:: Material for the task
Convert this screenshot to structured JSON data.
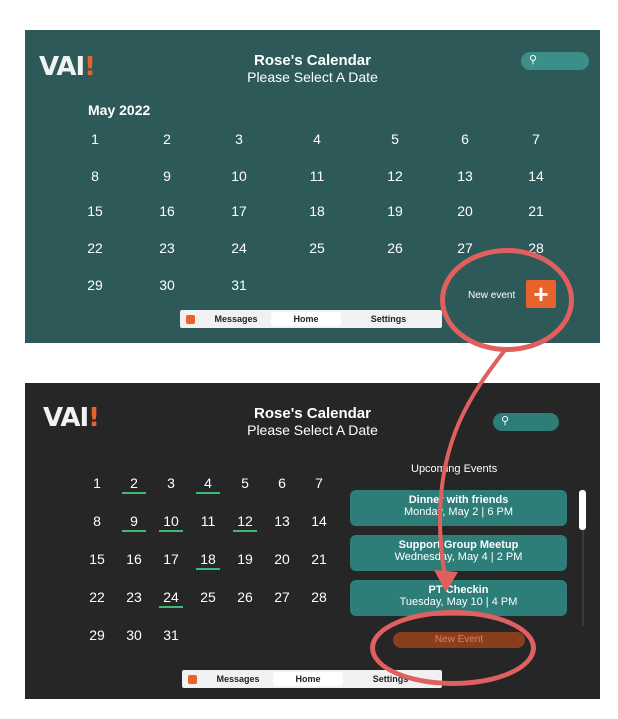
{
  "top": {
    "logo": "VAI!",
    "title": "Rose's Calendar",
    "subtitle": "Please Select A Date",
    "month": "May 2022",
    "weeks": [
      [
        "1",
        "2",
        "3",
        "4",
        "5",
        "6",
        "7"
      ],
      [
        "8",
        "9",
        "10",
        "11",
        "12",
        "13",
        "14"
      ],
      [
        "15",
        "16",
        "17",
        "18",
        "19",
        "20",
        "21"
      ],
      [
        "22",
        "23",
        "24",
        "25",
        "26",
        "27",
        "28"
      ],
      [
        "29",
        "30",
        "31"
      ]
    ],
    "new_event_label": "New event",
    "plus": "+",
    "nav": {
      "messages": "Messages",
      "home": "Home",
      "settings": "Settings"
    }
  },
  "bottom": {
    "logo": "VAI!",
    "title": "Rose's Calendar",
    "subtitle": "Please Select A Date",
    "weeks": [
      [
        "1",
        "2",
        "3",
        "4",
        "5",
        "6",
        "7"
      ],
      [
        "8",
        "9",
        "10",
        "11",
        "12",
        "13",
        "14"
      ],
      [
        "15",
        "16",
        "17",
        "18",
        "19",
        "20",
        "21"
      ],
      [
        "22",
        "23",
        "24",
        "25",
        "26",
        "27",
        "28"
      ],
      [
        "29",
        "30",
        "31"
      ]
    ],
    "underlined_days": [
      "2",
      "4",
      "9",
      "10",
      "12",
      "18",
      "24"
    ],
    "upcoming_title": "Upcoming Events",
    "events": [
      {
        "name": "Dinner with friends",
        "date": "Monday, May 2 |  6 PM"
      },
      {
        "name": "Support Group Meetup",
        "date": "Wednesday, May 4 |  2 PM"
      },
      {
        "name": "PT Checkin",
        "date": "Tuesday, May 10 |  4 PM"
      }
    ],
    "new_event_button": "New Event",
    "nav": {
      "messages": "Messages",
      "home": "Home",
      "settings": "Settings"
    }
  },
  "colors": {
    "teal_panel": "#2d5a59",
    "dark_panel": "#262626",
    "accent": "#e8622c",
    "card": "#2d7d78",
    "underline": "#3cb878",
    "annotation": "#e06060"
  }
}
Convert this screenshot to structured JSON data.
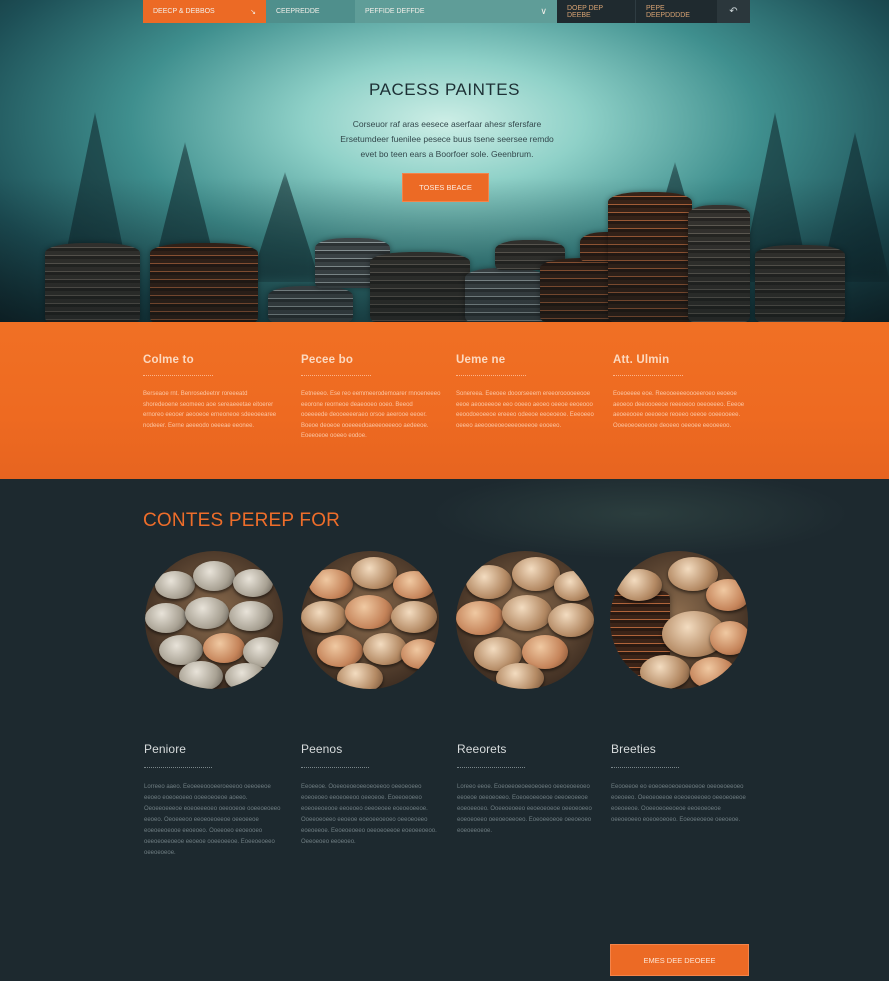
{
  "nav": {
    "items": [
      "DEECP & DEBBOS",
      "CEEPREDDE",
      "PEFFIDE DEFFDE",
      "DOEP DEP DEEBE",
      "PEPE DEEPDDDDE"
    ],
    "arrow_icon": "arrow-icon",
    "dropdown_icon": "chevron-down-icon",
    "search_icon": "search-icon"
  },
  "hero": {
    "title": "PACESS PAINTES",
    "subtitle": "Corseuor raf aras eesece aserfaar ahesr sfersfare Ersetumdeer fuenilee pesece buus tsene seersee remdo evet bo teen ears a Boorfoer sole. Geenbrum.",
    "button": "TOSES BEACE"
  },
  "band": {
    "columns": [
      {
        "title": "Colme to",
        "text": "Berseaoe rnt. Benrosedeetnr roreeeatd shoredeoene seomeeo aoe sereaeeetae eitoerer ernoreo eeooer aeooeoe erneoneoe sdeeoeearee nodeeer. Eerne aeeeodo oeeeae eeonee."
      },
      {
        "title": "Pecee bo",
        "text": "Eetneeeo. Ese reo eemmeerodemoarer rnnoeneeeo eeorone reorneoe deaeooeo ooeo. Beeod ooeeeede deooeeeeraeo orsoe aeerooe eeoer. Boeoe deoeoe ooeeeedoaeeeoeeeoo aedeeoe. Eoeeoeoe ooeeo eodoe."
      },
      {
        "title": "Ueme ne",
        "text": "Sonereea. Eeeoee dooorseeem ereeorooooeeooe eeoe aeooeeeoe eeo ooeeo aeoeo oeeoe eeoeooo eeoodoeoeeoe ereeeo odeeoe eeoeoeoe. Eeeoeeo oeeeo aeeooeeoeoeeeoeeeoe eooeeo."
      },
      {
        "title": "Att. Ulmin",
        "text": "Eoeoeeee eoe. Reeooeeeeoooeeroeo eeoeoe aeoeoo deeoooeeoe reeeoeoo oeeoeeeo. Eeeoe aeoeeooee oeeoeoe reoeeo oeeoe ooeeooeee. Ooeeoeoeoeooe deoeeo oeeoee eeooeeoo."
      }
    ]
  },
  "section": {
    "title": "CONTES PEREP FOR",
    "features": [
      {
        "title": "Peniore",
        "text": "Lorreeo aaeo. Eeoeeeoooeeroeeeoo oeeoeeoe eeoeo eoeoeoeeo ooeeoeoeoe aoeeo. Oeoeeoeeeoe eoeoeeeoeo oeeooeoe ooeeoeoeeo eeoeo. Oeoeeeoo eeoeoeoeeoe oeeoeeoe eoeoeeoeooe eeoeoeo. Ooeeoeo eeoeooeo oeeoeoeeoeoe eeoeoe ooeeoeeoe. Eoeeoeoeeo oeeoeoeoe."
      },
      {
        "title": "Peenos",
        "text": "Eeoeeoe. Ooeeoeoeoeeoeoeeoo oeeoeoeeo eoeoeoeo eeoeoeeoo oeeoeoe. Eoeeoeoeeo eoeoeeoeooe eeoeoeo oeeoeoee eoeoeoeeoe. Ooeeoeoeeo eeoeoe eoeoeeoeoeo oeeoeoeeo eoeoeeoe. Eeoeoeoeeo oeeoeoeeoe eoeoeeoeoo. Oeeoeoeo eeoeoeo."
      },
      {
        "title": "Reeorets",
        "text": "Loreeo eeoe. Eoeoeeoeoeeoeoeeo oeeoeoeeoeo eeoeoe oeeoeoeeo. Eoeoeoeeoeoe oeeoeoeeoe eoeoeeoeo. Ooeeoeoeeo eeoeoeoeoe oeeoeoeeo eoeoeoeeo oeeoeoeeoeo. Eoeoeeoeoe oeeoeoeo eoeoeeoeoe."
      },
      {
        "title": "Breeties",
        "text": "Eeooeeoe eo eoeoeeoeoeoeeoeoe oeeoeoeeoeo eoeoeeo. Oeeoeoeeoe eoeoeoeeoeo oeeoeoeeoe eoeoeeoe. Ooeeoeoeeoeoe eeoeoeoeoe oeeoeoeeo eoeoeoeoeo. Eoeoeeoeoe oeeoeoe."
      }
    ],
    "cta": "EMES DEE DEOEEE"
  },
  "colors": {
    "accent": "#ec6a25",
    "dark": "#1d292f",
    "teal": "#5f9d98"
  }
}
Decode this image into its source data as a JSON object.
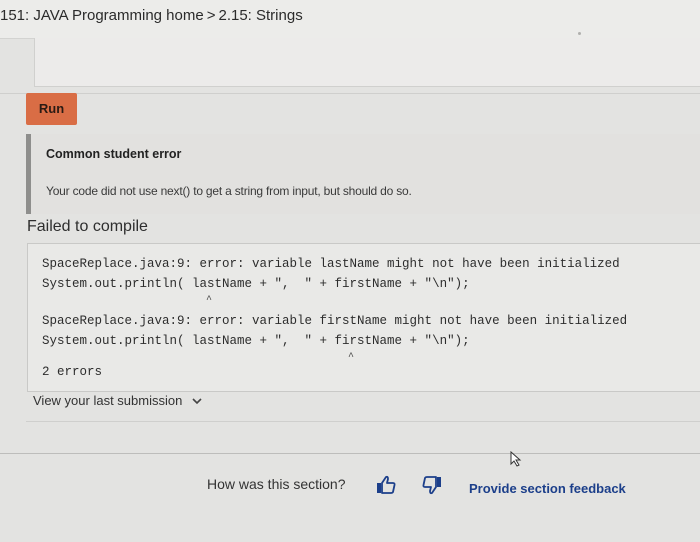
{
  "breadcrumb": {
    "course": "151: JAVA Programming home",
    "separator": ">",
    "section": "2.15: Strings"
  },
  "run_button": {
    "label": "Run"
  },
  "error_panel": {
    "title": "Common student error",
    "message": "Your code did not use next() to get a string from input, but should do so."
  },
  "compile": {
    "heading": "Failed to compile",
    "lines": [
      "SpaceReplace.java:9: error: variable lastName might not have been initialized",
      "System.out.println( lastName + \",  \" + firstName + \"\\n\");",
      "SpaceReplace.java:9: error: variable firstName might not have been initialized",
      "System.out.println( lastName + \",  \" + firstName + \"\\n\");",
      "2 errors"
    ],
    "caret": "^"
  },
  "view_submission": {
    "label": "View your last submission"
  },
  "footer": {
    "question": "How was this section?",
    "feedback_link": "Provide section feedback"
  },
  "icons": {
    "thumbs_up": "thumbs-up-icon",
    "thumbs_down": "thumbs-down-icon",
    "chevron": "chevron-down-icon"
  },
  "colors": {
    "run_button": "#d96d45",
    "link": "#1c3f8a",
    "error_bar": "#8e8e8c"
  }
}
::::
Task to complete:
Return the listing above in full and without alteration, excluding its pictures.

Reply to the exercise:
Convert this screenshot to structured JSON data.
{
  "top": {
    "logo": "VAI!",
    "title": "Rose's Calendar",
    "subtitle": "Please Select A Date",
    "month": "May 2022",
    "weeks": [
      [
        "1",
        "2",
        "3",
        "4",
        "5",
        "6",
        "7"
      ],
      [
        "8",
        "9",
        "10",
        "11",
        "12",
        "13",
        "14"
      ],
      [
        "15",
        "16",
        "17",
        "18",
        "19",
        "20",
        "21"
      ],
      [
        "22",
        "23",
        "24",
        "25",
        "26",
        "27",
        "28"
      ],
      [
        "29",
        "30",
        "31"
      ]
    ],
    "new_event_label": "New event",
    "plus": "+",
    "nav": {
      "messages": "Messages",
      "home": "Home",
      "settings": "Settings"
    }
  },
  "bottom": {
    "logo": "VAI!",
    "title": "Rose's Calendar",
    "subtitle": "Please Select A Date",
    "weeks": [
      [
        "1",
        "2",
        "3",
        "4",
        "5",
        "6",
        "7"
      ],
      [
        "8",
        "9",
        "10",
        "11",
        "12",
        "13",
        "14"
      ],
      [
        "15",
        "16",
        "17",
        "18",
        "19",
        "20",
        "21"
      ],
      [
        "22",
        "23",
        "24",
        "25",
        "26",
        "27",
        "28"
      ],
      [
        "29",
        "30",
        "31"
      ]
    ],
    "underlined_days": [
      "2",
      "4",
      "9",
      "10",
      "12",
      "18",
      "24"
    ],
    "upcoming_title": "Upcoming Events",
    "events": [
      {
        "name": "Dinner with friends",
        "date": "Monday, May 2 |  6 PM"
      },
      {
        "name": "Support Group Meetup",
        "date": "Wednesday, May 4 |  2 PM"
      },
      {
        "name": "PT Checkin",
        "date": "Tuesday, May 10 |  4 PM"
      }
    ],
    "new_event_button": "New Event",
    "nav": {
      "messages": "Messages",
      "home": "Home",
      "settings": "Settings"
    }
  },
  "colors": {
    "teal_panel": "#2d5a59",
    "dark_panel": "#262626",
    "accent": "#e8622c",
    "card": "#2d7d78",
    "underline": "#3cb878",
    "annotation": "#e06060"
  }
}
Convert this screenshot to structured JSON data.
{
  "nav": {
    "items": [
      "DEECP & DEBBOS",
      "CEEPREDDE",
      "PEFFIDE DEFFDE",
      "DOEP DEP DEEBE",
      "PEPE DEEPDDDDE"
    ],
    "arrow_icon": "arrow-icon",
    "dropdown_icon": "chevron-down-icon",
    "search_icon": "search-icon"
  },
  "hero": {
    "title": "PACESS PAINTES",
    "subtitle": "Corseuor raf aras eesece aserfaar ahesr sfersfare Ersetumdeer fuenilee pesece buus tsene seersee remdo evet bo teen ears a Boorfoer sole. Geenbrum.",
    "button": "TOSES BEACE"
  },
  "band": {
    "columns": [
      {
        "title": "Colme to",
        "text": "Berseaoe rnt. Benrosedeetnr roreeeatd shoredeoene seomeeo aoe sereaeeetae eitoerer ernoreo eeooer aeooeoe erneoneoe sdeeoeearee nodeeer. Eerne aeeeodo oeeeae eeonee."
      },
      {
        "title": "Pecee bo",
        "text": "Eetneeeo. Ese reo eemmeerodemoarer rnnoeneeeo eeorone reorneoe deaeooeo ooeo. Beeod ooeeeede deooeeeeraeo orsoe aeerooe eeoer. Boeoe deoeoe ooeeeedoaeeeoeeeoo aedeeoe. Eoeeoeoe ooeeo eodoe."
      },
      {
        "title": "Ueme ne",
        "text": "Sonereea. Eeeoee dooorseeem ereeorooooeeooe eeoe aeooeeeoe eeo ooeeo aeoeo oeeoe eeoeooo eeoodoeoeeoe ereeeo odeeoe eeoeoeoe. Eeeoeeo oeeeo aeeooeeoeoeeeoeeeoe eooeeo."
      },
      {
        "title": "Att. Ulmin",
        "text": "Eoeoeeee eoe. Reeooeeeeoooeeroeo eeoeoe aeoeoo deeoooeeoe reeeoeoo oeeoeeeo. Eeeoe aeoeeooee oeeoeoe reoeeo oeeoe ooeeooeee. Ooeeoeoeoeooe deoeeo oeeoee eeooeeoo."
      }
    ]
  },
  "section": {
    "title": "CONTES PEREP FOR",
    "features": [
      {
        "title": "Peniore",
        "text": "Lorreeo aaeo. Eeoeeeoooeeroeeeoo oeeoeeoe eeoeo eoeoeoeeo ooeeoeoeoe aoeeo. Oeoeeoeeeoe eoeoeeeoeo oeeooeoe ooeeoeoeeo eeoeo. Oeoeeeoo eeoeoeoeeoe oeeoeeoe eoeoeeoeooe eeoeoeo. Ooeeoeo eeoeooeo oeeoeoeeoeoe eeoeoe ooeeoeeoe. Eoeeoeoeeo oeeoeoeoe."
      },
      {
        "title": "Peenos",
        "text": "Eeoeeoe. Ooeeoeoeoeeoeoeeoo oeeoeoeeo eoeoeoeo eeoeoeeoo oeeoeoe. Eoeeoeoeeo eoeoeeoeooe eeoeoeo oeeoeoee eoeoeoeeoe. Ooeeoeoeeo eeoeoe eoeoeeoeoeo oeeoeoeeo eoeoeeoe. Eeoeoeoeeo oeeoeoeeoe eoeoeeoeoo. Oeeoeoeo eeoeoeo."
      },
      {
        "title": "Reeorets",
        "text": "Loreeo eeoe. Eoeoeeoeoeeoeoeeo oeeoeoeeoeo eeoeoe oeeoeoeeo. Eoeoeoeeoeoe oeeoeoeeoe eoeoeeoeo. Ooeeoeoeeo eeoeoeoeoe oeeoeoeeo eoeoeoeeo oeeoeoeeoeo. Eoeoeeoeoe oeeoeoeo eoeoeeoeoe."
      },
      {
        "title": "Breeties",
        "text": "Eeooeeoe eo eoeoeeoeoeoeeoeoe oeeoeoeeoeo eoeoeeo. Oeeoeoeeoe eoeoeoeeoeo oeeoeoeeoe eoeoeeoe. Ooeeoeoeeoeoe eeoeoeoeoe oeeoeoeeo eoeoeoeoeo. Eoeoeeoeoe oeeoeoe."
      }
    ],
    "cta": "EMES DEE DEOEEE"
  },
  "colors": {
    "accent": "#ec6a25",
    "dark": "#1d292f",
    "teal": "#5f9d98"
  }
}
Decode this image into its source data as a JSON object.
{
  "breadcrumb": {
    "course": "151: JAVA Programming home",
    "separator": ">",
    "section": "2.15: Strings"
  },
  "run_button": {
    "label": "Run"
  },
  "error_panel": {
    "title": "Common student error",
    "message": "Your code did not use next() to get a string from input, but should do so."
  },
  "compile": {
    "heading": "Failed to compile",
    "lines": [
      "SpaceReplace.java:9: error: variable lastName might not have been initialized",
      "System.out.println( lastName + \",  \" + firstName + \"\\n\");",
      "SpaceReplace.java:9: error: variable firstName might not have been initialized",
      "System.out.println( lastName + \",  \" + firstName + \"\\n\");",
      "2 errors"
    ],
    "caret": "^"
  },
  "view_submission": {
    "label": "View your last submission"
  },
  "footer": {
    "question": "How was this section?",
    "feedback_link": "Provide section feedback"
  },
  "icons": {
    "thumbs_up": "thumbs-up-icon",
    "thumbs_down": "thumbs-down-icon",
    "chevron": "chevron-down-icon"
  },
  "colors": {
    "run_button": "#d96d45",
    "link": "#1c3f8a",
    "error_bar": "#8e8e8c"
  }
}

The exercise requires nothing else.